#### DATA LISTING
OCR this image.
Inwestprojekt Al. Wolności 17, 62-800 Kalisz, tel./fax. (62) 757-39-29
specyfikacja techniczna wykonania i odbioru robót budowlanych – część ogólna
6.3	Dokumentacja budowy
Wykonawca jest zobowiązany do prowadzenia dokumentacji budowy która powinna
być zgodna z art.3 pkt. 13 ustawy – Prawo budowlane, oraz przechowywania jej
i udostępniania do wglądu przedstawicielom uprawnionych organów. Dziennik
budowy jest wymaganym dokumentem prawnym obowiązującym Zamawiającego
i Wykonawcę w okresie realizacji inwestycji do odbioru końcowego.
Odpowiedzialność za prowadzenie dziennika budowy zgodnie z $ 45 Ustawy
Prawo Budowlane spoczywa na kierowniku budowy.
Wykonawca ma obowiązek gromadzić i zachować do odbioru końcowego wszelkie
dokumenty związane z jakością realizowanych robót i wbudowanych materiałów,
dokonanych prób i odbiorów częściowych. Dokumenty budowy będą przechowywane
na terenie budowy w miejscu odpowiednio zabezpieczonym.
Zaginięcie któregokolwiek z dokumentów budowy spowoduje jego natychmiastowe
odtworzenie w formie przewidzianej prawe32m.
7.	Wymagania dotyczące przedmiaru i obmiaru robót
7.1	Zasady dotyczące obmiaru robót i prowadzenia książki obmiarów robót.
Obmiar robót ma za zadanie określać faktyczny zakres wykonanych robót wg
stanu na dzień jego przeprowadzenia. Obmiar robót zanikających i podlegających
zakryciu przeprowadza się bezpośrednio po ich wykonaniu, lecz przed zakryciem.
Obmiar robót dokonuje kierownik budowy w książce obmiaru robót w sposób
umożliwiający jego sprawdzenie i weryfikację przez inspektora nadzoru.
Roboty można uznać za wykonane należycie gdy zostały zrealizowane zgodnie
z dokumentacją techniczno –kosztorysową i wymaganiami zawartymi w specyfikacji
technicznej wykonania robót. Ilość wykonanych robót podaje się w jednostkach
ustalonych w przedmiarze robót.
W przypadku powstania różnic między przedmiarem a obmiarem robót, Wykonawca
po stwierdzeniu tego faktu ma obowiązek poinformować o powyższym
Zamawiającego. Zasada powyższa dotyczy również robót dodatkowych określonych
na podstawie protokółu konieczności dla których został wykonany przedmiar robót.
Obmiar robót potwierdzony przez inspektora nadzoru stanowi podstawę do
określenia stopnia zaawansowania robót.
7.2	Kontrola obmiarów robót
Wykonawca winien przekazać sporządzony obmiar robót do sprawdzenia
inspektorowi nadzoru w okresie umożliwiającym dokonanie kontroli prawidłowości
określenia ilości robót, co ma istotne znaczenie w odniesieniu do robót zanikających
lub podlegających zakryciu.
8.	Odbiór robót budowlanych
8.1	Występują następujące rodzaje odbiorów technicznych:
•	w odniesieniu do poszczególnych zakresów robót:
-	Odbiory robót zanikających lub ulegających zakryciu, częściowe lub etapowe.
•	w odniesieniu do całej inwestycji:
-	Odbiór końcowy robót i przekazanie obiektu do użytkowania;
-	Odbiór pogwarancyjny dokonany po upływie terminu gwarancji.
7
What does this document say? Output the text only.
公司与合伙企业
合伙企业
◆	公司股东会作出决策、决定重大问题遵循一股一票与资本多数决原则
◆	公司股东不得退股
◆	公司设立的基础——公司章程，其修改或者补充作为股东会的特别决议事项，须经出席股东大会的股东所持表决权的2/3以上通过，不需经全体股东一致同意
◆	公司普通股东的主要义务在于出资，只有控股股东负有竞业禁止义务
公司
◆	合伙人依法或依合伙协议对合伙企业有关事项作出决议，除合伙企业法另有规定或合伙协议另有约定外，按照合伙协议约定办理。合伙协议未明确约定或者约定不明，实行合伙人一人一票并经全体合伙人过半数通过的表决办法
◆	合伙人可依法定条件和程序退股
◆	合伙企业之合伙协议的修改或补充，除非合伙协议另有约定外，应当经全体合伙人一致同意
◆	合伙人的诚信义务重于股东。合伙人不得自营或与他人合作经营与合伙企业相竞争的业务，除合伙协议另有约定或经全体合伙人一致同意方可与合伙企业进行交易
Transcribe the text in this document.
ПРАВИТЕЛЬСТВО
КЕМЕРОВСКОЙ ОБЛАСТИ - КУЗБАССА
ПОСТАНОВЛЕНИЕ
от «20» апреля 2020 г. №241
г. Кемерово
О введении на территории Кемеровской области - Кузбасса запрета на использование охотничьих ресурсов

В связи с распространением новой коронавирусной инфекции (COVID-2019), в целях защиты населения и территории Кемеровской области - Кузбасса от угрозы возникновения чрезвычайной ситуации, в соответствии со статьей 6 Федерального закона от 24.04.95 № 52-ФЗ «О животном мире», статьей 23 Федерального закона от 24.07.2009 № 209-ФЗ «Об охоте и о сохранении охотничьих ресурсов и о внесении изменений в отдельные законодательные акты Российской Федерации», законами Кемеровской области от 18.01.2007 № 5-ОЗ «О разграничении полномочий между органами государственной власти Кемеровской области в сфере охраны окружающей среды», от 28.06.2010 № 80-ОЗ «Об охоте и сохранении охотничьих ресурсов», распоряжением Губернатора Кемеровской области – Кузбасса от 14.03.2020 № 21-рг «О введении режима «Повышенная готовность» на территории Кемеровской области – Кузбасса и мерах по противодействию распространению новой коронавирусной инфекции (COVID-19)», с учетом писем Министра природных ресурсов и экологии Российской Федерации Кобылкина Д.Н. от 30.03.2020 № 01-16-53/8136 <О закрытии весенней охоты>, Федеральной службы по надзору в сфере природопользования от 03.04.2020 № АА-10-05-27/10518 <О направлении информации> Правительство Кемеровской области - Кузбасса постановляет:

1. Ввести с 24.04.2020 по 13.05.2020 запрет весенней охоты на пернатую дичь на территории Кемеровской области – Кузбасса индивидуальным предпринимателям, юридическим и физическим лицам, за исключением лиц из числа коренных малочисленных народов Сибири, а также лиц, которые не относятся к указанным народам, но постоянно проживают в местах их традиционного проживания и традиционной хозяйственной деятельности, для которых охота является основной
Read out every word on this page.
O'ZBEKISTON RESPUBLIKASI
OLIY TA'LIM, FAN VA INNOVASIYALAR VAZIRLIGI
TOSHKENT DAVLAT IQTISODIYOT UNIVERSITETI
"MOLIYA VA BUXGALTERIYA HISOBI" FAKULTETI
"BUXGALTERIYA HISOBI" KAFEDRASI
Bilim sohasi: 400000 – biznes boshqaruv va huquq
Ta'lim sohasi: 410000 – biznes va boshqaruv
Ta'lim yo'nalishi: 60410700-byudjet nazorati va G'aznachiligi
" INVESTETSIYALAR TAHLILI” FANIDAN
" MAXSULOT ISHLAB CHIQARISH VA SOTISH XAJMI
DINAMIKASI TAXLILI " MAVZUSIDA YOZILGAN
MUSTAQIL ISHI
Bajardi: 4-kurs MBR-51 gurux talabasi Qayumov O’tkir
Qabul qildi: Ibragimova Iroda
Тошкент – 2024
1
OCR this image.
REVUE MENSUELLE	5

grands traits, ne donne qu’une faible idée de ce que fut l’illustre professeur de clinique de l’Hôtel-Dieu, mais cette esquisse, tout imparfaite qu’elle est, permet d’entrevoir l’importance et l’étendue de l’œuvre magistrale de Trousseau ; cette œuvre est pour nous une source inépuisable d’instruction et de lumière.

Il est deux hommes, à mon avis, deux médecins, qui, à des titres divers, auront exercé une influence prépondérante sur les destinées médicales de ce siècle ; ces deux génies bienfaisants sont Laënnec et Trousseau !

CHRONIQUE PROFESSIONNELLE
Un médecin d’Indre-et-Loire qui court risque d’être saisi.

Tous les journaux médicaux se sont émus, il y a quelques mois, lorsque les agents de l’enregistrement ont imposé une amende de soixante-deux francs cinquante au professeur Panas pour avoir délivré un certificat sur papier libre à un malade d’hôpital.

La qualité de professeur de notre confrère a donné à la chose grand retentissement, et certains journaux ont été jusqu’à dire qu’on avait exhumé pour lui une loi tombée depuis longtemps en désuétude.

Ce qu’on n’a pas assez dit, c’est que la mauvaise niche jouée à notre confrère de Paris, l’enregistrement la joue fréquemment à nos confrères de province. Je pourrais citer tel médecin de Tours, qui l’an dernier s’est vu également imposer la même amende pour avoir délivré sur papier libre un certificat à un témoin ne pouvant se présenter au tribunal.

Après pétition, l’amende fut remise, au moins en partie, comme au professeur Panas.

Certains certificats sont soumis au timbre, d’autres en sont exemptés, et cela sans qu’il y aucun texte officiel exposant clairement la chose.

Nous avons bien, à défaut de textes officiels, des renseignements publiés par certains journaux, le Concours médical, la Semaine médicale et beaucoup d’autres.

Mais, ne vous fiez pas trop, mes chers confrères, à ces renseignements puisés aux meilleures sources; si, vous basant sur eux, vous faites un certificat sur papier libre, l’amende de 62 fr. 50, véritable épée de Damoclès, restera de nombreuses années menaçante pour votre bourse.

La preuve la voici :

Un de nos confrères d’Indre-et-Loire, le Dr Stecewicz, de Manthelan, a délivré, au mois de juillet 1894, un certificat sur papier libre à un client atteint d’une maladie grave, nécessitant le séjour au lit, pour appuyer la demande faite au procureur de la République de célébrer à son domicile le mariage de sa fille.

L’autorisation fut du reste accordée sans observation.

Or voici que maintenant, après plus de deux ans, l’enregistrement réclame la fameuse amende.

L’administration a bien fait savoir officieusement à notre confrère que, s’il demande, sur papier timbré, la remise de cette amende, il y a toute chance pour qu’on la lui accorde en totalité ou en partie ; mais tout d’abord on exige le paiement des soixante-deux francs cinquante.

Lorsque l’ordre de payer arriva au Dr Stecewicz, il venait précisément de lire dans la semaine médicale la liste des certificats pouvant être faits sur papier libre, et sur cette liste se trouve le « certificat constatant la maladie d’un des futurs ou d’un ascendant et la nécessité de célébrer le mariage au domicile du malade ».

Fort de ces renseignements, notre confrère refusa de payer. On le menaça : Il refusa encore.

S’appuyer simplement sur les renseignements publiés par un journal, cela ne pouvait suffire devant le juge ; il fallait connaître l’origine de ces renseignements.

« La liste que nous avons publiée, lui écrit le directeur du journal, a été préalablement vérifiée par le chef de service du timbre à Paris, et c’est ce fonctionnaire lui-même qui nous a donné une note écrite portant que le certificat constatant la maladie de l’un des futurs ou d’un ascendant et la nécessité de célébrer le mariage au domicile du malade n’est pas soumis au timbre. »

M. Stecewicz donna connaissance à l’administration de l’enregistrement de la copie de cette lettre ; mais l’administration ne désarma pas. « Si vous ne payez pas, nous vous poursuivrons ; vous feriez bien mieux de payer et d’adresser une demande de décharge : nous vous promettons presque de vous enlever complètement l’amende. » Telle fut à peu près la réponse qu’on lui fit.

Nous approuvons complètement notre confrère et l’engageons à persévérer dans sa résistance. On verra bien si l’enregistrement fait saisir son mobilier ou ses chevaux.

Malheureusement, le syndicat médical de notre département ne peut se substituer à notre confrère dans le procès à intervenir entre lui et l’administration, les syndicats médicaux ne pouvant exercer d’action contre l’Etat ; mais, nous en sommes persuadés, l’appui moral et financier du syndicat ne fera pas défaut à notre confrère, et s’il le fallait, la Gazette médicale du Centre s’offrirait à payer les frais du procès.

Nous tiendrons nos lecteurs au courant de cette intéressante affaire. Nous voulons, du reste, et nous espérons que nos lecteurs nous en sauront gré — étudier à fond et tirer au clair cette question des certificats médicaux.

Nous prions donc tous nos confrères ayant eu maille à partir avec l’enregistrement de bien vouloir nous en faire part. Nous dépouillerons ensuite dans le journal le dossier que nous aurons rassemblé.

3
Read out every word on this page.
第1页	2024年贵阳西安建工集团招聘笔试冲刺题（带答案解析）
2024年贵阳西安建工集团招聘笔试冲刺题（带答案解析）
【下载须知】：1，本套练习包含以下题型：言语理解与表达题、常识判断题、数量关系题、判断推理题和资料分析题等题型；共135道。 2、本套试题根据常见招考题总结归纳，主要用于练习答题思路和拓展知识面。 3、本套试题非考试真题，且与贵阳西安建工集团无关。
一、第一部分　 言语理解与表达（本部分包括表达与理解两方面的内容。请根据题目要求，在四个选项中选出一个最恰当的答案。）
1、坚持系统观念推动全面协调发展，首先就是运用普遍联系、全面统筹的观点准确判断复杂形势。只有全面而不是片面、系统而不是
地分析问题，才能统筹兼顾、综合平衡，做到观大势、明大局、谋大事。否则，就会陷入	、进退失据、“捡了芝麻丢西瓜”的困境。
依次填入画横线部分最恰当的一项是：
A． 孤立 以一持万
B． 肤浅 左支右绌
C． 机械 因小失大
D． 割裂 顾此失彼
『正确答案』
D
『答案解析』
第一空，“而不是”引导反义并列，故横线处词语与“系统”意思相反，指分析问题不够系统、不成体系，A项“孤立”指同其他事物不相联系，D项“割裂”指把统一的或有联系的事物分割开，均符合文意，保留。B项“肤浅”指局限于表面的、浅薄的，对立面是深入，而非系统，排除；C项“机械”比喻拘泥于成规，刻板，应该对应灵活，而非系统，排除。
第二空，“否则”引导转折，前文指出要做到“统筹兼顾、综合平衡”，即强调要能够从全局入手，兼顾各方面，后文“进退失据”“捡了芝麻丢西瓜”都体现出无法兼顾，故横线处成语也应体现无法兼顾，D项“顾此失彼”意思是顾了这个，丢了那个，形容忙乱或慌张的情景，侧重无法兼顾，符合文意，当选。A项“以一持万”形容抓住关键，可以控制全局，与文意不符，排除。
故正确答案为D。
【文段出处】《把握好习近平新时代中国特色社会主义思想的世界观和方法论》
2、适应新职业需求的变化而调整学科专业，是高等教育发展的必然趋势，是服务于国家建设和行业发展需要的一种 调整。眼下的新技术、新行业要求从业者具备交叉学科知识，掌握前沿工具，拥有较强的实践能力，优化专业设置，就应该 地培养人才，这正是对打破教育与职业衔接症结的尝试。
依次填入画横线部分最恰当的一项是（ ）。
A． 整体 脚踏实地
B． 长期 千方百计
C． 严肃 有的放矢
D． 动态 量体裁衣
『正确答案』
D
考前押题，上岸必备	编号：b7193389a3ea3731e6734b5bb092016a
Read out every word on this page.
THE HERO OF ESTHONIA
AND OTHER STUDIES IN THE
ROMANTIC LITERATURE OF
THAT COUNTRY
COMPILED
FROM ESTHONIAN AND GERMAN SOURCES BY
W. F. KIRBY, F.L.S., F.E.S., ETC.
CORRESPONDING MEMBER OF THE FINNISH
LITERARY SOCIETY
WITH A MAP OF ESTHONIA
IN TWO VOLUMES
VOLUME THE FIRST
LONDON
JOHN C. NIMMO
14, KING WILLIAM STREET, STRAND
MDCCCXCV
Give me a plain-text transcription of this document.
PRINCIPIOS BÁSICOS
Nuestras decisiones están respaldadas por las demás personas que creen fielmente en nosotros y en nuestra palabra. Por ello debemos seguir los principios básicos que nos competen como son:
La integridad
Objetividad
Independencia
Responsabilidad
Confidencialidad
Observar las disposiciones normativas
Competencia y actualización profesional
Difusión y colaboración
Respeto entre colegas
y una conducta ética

#### TASK OBJECTIVE
Say the number of lines in the records above that include the string "boshqaruv", and no more.

#### RESULT
2